Exercise requirements: Go through the data below. Pull out every line that has the word "муниципальными".

Given data:
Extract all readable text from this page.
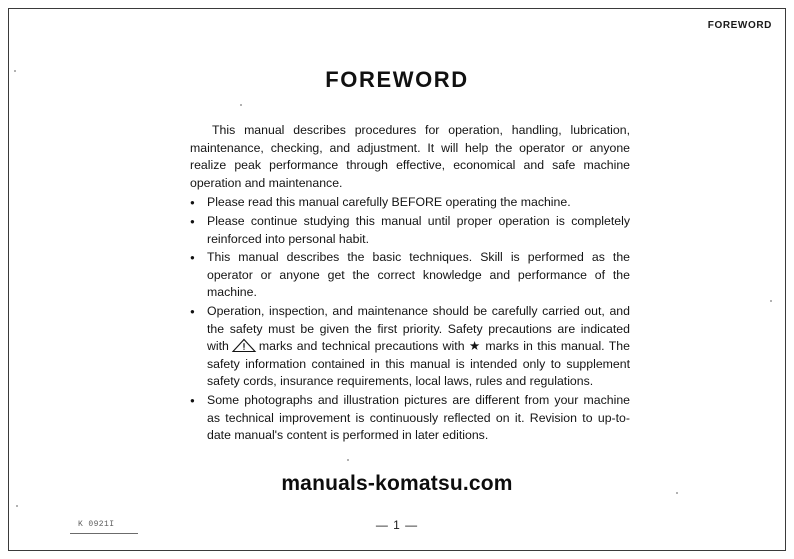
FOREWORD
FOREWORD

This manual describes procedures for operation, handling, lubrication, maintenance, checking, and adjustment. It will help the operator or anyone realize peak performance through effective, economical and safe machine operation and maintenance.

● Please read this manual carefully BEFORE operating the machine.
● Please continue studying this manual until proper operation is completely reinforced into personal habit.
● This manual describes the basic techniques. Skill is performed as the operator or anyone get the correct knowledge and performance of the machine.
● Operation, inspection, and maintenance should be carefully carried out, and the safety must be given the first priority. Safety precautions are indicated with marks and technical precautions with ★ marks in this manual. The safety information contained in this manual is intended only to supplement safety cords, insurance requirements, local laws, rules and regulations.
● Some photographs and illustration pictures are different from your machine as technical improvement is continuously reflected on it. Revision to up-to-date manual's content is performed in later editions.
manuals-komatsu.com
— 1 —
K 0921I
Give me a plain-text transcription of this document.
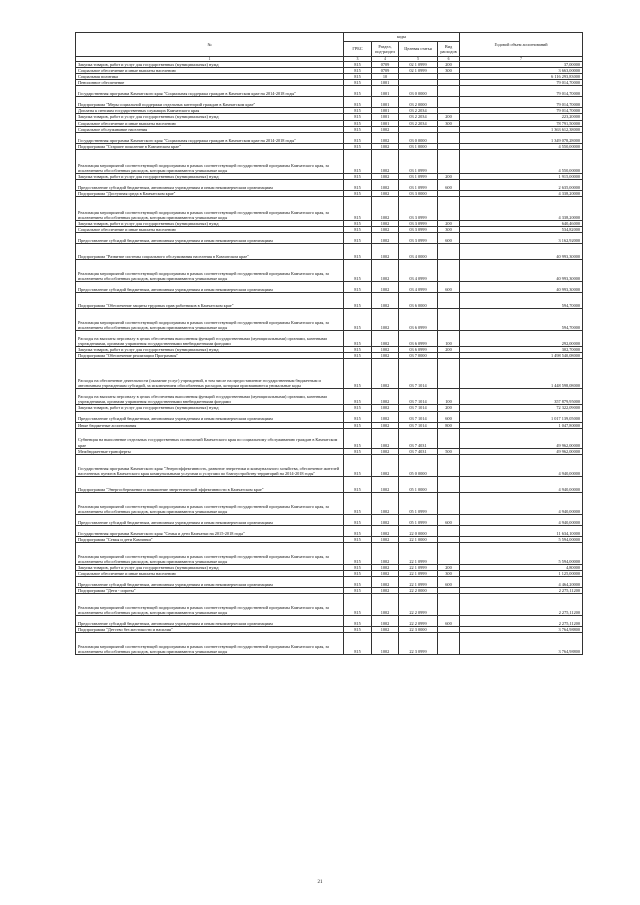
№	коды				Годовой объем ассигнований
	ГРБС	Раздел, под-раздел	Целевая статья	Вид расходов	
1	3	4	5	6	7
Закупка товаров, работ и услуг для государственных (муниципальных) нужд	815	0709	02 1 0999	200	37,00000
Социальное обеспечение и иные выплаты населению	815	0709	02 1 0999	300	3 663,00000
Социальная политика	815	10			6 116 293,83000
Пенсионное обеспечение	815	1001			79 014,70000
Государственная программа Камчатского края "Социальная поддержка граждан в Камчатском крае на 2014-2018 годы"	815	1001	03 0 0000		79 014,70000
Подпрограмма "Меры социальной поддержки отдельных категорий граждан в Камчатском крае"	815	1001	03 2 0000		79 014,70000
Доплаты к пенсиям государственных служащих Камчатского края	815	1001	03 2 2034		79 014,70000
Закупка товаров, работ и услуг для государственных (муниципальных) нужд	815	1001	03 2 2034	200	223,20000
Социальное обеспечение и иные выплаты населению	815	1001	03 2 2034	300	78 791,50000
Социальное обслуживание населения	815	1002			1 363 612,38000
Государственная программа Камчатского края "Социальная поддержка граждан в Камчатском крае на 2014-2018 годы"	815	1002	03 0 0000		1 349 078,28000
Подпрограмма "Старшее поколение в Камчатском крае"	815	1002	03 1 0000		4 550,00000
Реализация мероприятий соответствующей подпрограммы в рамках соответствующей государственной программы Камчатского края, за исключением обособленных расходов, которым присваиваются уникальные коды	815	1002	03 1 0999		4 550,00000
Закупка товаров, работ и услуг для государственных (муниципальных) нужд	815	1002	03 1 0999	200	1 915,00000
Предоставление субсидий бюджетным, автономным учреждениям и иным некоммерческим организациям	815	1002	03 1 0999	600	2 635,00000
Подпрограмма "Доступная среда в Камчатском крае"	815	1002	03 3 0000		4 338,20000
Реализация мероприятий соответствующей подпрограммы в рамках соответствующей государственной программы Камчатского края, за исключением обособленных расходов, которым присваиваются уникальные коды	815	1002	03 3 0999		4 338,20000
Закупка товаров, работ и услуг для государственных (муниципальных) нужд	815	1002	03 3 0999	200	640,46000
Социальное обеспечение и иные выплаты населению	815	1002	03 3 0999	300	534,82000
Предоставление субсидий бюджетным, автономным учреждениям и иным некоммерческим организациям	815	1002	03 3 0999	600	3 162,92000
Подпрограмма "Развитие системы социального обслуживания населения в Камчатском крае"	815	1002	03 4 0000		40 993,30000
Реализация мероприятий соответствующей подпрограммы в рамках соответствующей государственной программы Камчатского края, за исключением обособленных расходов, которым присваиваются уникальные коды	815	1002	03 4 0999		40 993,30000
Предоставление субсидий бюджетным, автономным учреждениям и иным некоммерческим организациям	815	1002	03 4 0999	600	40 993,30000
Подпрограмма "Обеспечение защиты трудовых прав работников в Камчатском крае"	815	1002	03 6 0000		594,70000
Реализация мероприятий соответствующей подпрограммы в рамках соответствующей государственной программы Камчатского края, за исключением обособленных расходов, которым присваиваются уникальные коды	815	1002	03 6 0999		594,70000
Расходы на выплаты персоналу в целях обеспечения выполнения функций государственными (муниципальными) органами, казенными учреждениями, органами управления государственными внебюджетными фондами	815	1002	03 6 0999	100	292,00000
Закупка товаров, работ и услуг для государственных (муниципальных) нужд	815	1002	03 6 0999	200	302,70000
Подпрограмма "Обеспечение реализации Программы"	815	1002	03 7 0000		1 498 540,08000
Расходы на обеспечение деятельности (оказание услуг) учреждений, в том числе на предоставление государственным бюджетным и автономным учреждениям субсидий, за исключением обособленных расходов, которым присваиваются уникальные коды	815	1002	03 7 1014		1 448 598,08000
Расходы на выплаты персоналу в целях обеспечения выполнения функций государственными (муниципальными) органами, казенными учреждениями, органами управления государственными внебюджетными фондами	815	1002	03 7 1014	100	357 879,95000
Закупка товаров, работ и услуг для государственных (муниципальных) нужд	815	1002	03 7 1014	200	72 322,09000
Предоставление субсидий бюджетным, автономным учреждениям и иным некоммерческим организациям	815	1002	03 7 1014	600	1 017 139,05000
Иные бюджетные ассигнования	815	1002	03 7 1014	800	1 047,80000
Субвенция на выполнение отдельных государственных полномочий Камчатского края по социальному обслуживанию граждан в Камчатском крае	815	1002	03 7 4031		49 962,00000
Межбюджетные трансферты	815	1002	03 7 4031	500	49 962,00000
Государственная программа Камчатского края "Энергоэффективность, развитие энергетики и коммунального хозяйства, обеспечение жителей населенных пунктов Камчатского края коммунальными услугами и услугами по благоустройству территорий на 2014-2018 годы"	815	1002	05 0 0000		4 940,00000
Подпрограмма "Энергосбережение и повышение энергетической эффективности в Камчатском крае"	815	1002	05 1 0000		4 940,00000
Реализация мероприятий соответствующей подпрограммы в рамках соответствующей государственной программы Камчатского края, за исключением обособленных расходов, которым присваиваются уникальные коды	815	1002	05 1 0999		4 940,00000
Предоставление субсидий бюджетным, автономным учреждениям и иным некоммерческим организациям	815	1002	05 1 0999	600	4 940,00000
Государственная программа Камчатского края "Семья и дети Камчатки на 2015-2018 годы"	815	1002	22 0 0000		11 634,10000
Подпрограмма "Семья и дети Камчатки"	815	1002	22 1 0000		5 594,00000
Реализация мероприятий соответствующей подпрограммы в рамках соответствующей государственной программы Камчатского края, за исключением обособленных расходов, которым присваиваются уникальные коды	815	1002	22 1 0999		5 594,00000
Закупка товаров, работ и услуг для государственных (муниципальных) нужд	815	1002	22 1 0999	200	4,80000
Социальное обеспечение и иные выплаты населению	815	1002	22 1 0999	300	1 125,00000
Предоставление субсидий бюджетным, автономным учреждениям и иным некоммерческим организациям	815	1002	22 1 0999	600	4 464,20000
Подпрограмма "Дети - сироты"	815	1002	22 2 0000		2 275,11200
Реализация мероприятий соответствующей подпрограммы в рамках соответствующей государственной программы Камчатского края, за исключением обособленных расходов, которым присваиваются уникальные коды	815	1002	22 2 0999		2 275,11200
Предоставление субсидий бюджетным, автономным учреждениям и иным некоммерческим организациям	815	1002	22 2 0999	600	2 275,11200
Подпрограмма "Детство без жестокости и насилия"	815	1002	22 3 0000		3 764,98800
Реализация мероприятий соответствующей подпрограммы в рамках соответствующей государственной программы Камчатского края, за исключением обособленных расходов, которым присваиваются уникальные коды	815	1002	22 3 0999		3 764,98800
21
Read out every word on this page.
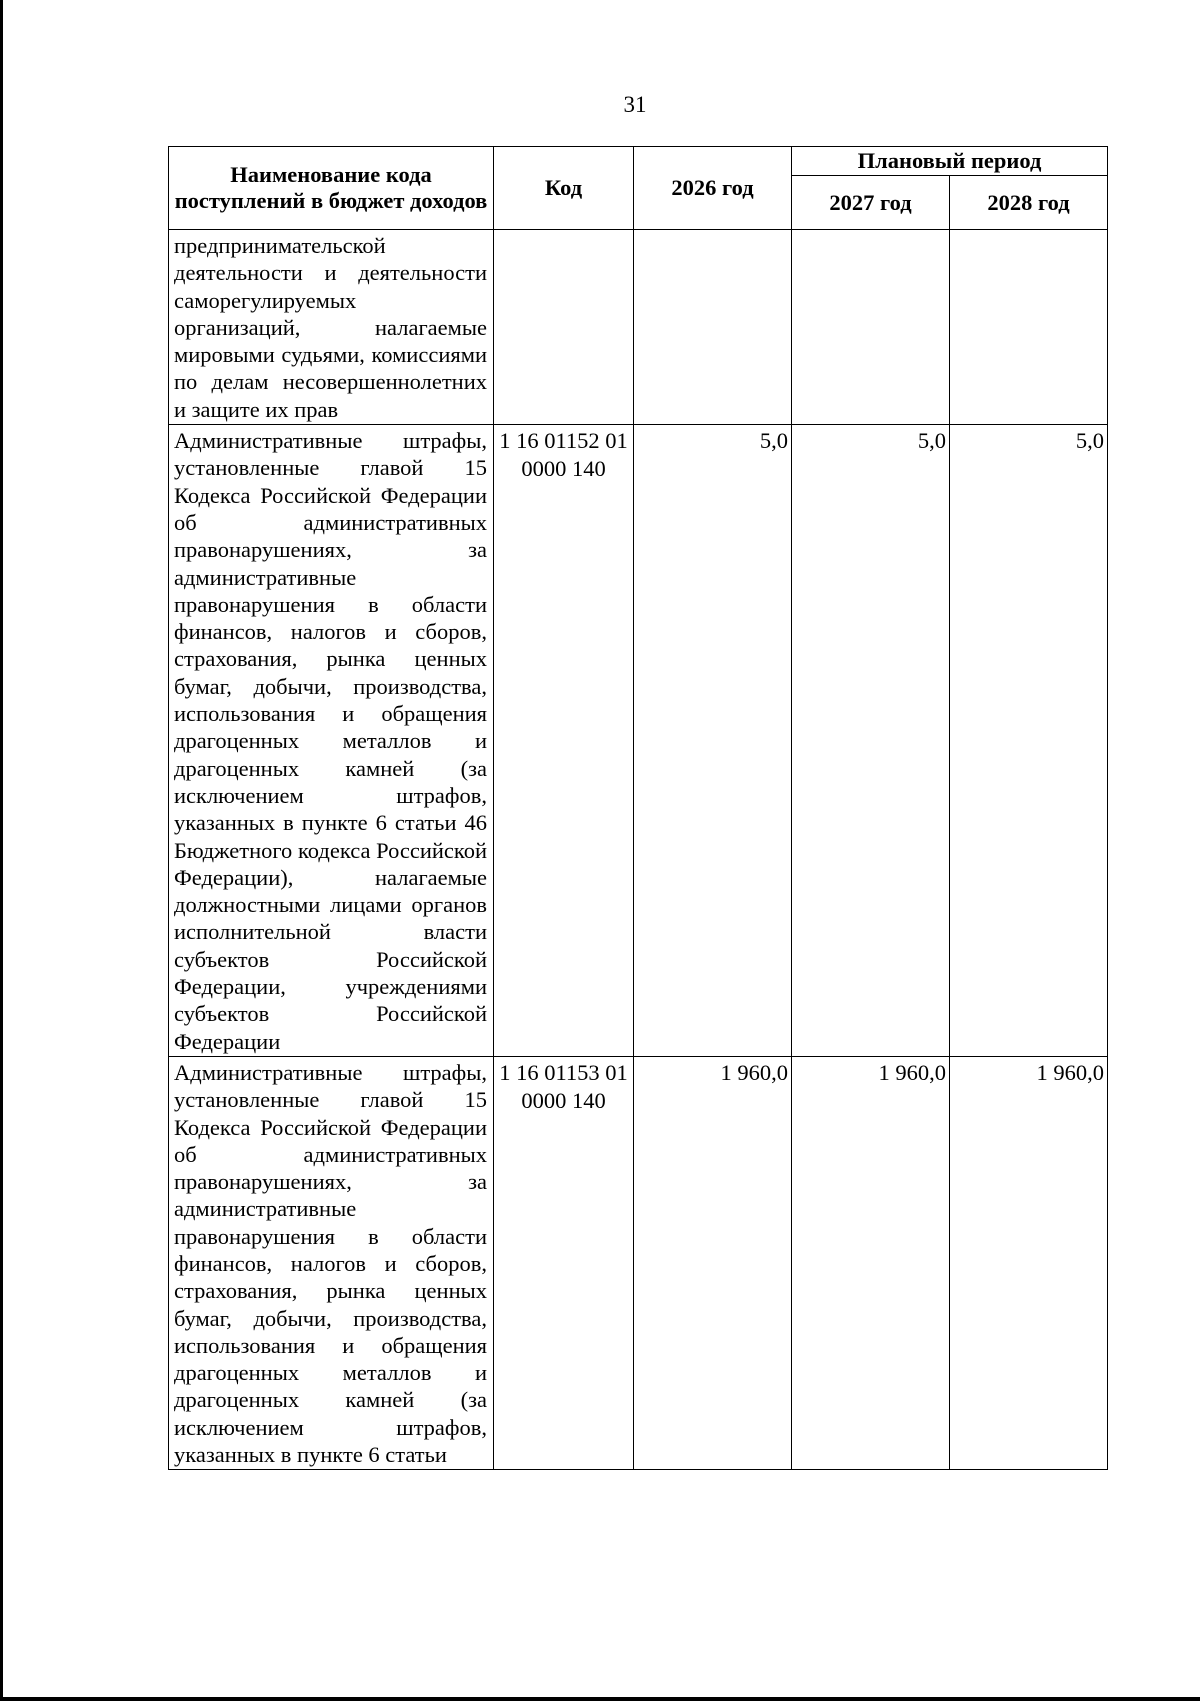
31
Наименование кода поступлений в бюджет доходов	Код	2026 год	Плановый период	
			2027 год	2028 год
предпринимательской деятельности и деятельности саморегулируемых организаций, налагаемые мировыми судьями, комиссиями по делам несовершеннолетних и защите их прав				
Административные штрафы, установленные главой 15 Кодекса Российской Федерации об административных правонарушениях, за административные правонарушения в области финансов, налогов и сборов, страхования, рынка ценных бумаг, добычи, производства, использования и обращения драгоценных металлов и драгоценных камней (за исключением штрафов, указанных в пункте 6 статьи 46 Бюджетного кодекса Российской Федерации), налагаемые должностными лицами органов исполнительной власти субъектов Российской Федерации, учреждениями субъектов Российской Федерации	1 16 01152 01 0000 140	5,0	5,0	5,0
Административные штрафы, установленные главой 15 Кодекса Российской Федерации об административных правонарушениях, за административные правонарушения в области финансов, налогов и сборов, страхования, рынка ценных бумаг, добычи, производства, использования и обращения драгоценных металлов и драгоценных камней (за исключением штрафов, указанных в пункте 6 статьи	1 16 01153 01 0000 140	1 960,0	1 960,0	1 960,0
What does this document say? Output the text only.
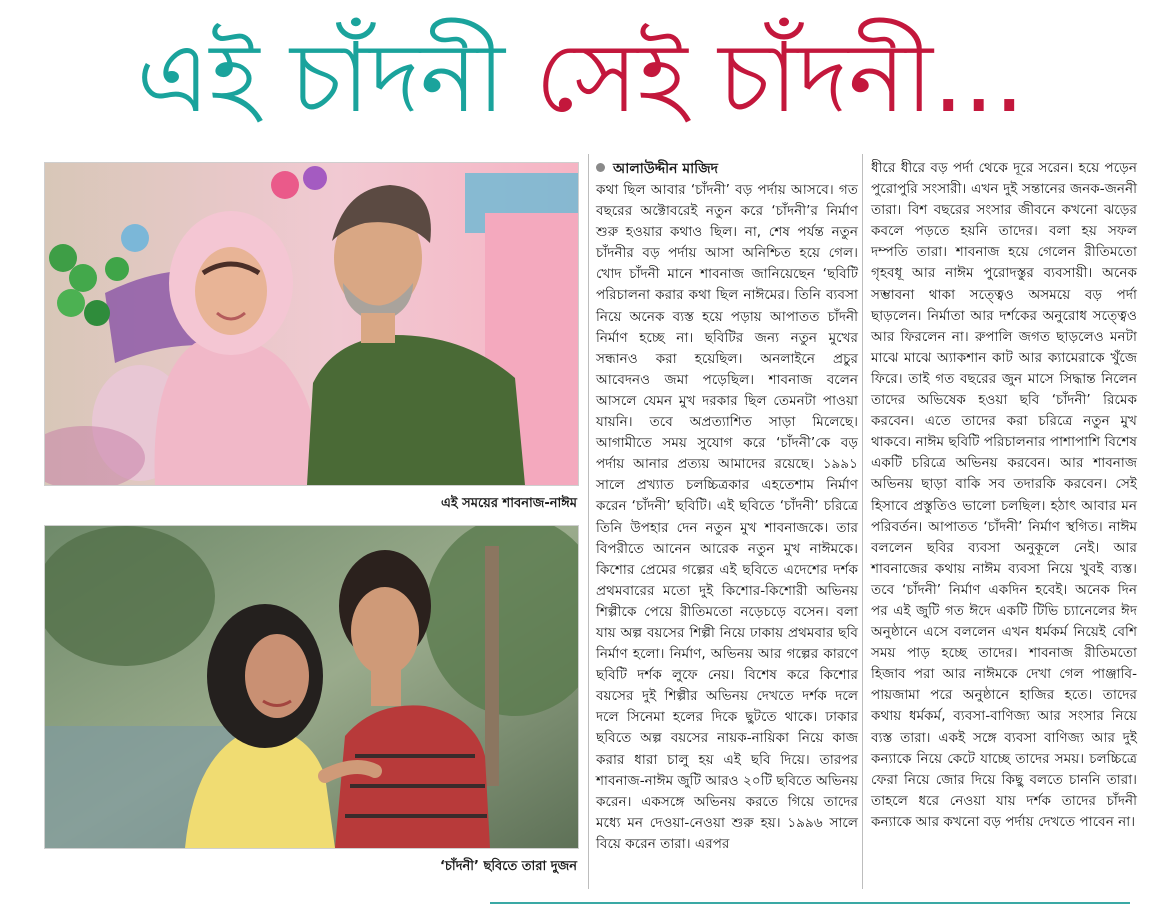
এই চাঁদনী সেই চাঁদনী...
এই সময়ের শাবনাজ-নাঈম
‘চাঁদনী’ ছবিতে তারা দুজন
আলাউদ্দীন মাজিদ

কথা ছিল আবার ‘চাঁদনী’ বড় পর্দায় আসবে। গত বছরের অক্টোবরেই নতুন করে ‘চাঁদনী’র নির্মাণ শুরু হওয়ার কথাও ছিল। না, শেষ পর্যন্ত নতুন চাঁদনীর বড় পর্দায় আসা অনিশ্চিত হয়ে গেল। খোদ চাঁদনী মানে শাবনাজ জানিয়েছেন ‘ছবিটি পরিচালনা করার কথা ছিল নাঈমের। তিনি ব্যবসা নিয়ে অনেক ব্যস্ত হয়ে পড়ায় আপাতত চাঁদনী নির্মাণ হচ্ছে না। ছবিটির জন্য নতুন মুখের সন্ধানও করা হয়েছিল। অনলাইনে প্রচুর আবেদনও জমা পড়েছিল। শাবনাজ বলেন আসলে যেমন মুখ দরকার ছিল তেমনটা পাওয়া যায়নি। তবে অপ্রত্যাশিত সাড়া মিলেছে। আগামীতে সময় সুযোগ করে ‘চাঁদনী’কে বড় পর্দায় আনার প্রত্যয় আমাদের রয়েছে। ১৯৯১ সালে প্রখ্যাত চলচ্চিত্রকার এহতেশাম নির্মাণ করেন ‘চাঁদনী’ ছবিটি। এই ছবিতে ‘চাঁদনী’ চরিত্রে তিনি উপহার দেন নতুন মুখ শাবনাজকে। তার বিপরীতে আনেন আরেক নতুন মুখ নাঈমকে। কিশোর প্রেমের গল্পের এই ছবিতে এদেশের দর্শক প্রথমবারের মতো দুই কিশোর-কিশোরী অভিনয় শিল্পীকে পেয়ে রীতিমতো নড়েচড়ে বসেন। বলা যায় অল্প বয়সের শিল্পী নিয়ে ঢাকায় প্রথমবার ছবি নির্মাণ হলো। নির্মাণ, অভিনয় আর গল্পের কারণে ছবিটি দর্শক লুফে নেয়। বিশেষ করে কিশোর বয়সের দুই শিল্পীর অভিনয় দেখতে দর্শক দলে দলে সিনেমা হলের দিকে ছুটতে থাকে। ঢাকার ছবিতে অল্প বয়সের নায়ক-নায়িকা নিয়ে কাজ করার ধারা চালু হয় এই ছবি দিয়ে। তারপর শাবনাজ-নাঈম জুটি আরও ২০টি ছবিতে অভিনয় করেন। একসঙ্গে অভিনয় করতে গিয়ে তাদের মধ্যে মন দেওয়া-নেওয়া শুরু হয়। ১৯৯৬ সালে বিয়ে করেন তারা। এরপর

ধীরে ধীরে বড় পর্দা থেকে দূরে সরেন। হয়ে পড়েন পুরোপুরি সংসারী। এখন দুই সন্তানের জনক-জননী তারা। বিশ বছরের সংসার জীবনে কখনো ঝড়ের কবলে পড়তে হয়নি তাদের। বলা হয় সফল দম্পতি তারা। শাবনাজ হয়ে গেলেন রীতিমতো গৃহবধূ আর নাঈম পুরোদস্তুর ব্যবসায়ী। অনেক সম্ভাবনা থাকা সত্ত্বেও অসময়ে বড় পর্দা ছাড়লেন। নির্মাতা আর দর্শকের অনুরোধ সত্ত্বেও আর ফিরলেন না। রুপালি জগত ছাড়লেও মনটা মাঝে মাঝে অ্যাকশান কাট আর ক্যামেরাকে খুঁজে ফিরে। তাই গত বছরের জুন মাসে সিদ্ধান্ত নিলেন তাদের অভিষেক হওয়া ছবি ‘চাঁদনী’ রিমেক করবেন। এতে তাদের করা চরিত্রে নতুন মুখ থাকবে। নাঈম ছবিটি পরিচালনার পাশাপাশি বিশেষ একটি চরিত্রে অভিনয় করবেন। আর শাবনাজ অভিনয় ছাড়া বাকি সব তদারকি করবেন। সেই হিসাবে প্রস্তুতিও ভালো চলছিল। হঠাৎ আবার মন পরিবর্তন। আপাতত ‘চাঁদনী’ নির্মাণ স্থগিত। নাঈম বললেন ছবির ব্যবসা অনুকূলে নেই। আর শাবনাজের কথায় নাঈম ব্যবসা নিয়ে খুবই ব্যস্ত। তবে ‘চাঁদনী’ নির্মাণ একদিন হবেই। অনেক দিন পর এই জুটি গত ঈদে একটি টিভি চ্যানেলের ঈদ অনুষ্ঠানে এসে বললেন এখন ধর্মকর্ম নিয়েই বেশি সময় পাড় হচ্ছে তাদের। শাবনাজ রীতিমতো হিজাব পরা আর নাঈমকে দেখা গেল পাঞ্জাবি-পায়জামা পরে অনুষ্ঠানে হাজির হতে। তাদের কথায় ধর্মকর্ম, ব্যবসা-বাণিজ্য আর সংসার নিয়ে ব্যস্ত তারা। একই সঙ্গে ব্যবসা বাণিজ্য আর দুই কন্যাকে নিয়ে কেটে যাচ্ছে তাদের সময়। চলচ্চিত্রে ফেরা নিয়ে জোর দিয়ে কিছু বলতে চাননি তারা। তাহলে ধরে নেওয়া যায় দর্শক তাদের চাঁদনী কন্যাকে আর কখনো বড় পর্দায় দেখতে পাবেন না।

Written solution:
Расходы на выплаты персоналу в целях обеспечения выполнения функций государственными (муниципальными) органами, казенными учреждениями, органами управления государственными внебюджетными фондами	815	1002	03 6 0999	100	292,00000
Расходы на выплаты персоналу в целях обеспечения выполнения функций государственными (муниципальными) органами, казенными учреждениями, органами управления государственными внебюджетными фондами	815	1002	03 7 1014	100	357 879,95000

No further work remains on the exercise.